• Instruction
Go through the data below line by line and count those containing the word "icon". Reply with the count only.

• Extracted information

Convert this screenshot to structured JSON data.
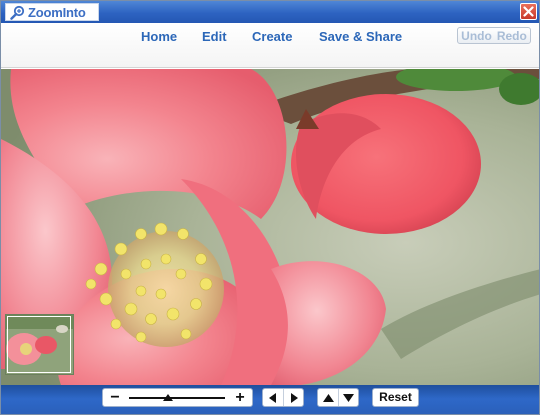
{
  "app": {
    "logo_text": "ZoomInto",
    "logo_icon": "magnifier-icon",
    "close_icon": "close-icon"
  },
  "menu": {
    "items": [
      "Home",
      "Edit",
      "Create",
      "Save & Share"
    ],
    "undo_label": "Undo",
    "redo_label": "Redo"
  },
  "toolbar": {
    "zoom_out_label": "−",
    "zoom_in_label": "+",
    "zoom_level_fraction": 0.41,
    "pan_left_icon": "arrow-left-icon",
    "pan_right_icon": "arrow-right-icon",
    "pan_up_icon": "arrow-up-icon",
    "pan_down_icon": "arrow-down-icon",
    "reset_label": "Reset"
  },
  "colors": {
    "titlebar": "#2d63c1",
    "menu_text": "#2c67b8",
    "toolbar": "#2e68c8",
    "close": "#c7392a"
  }
}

• Task result
6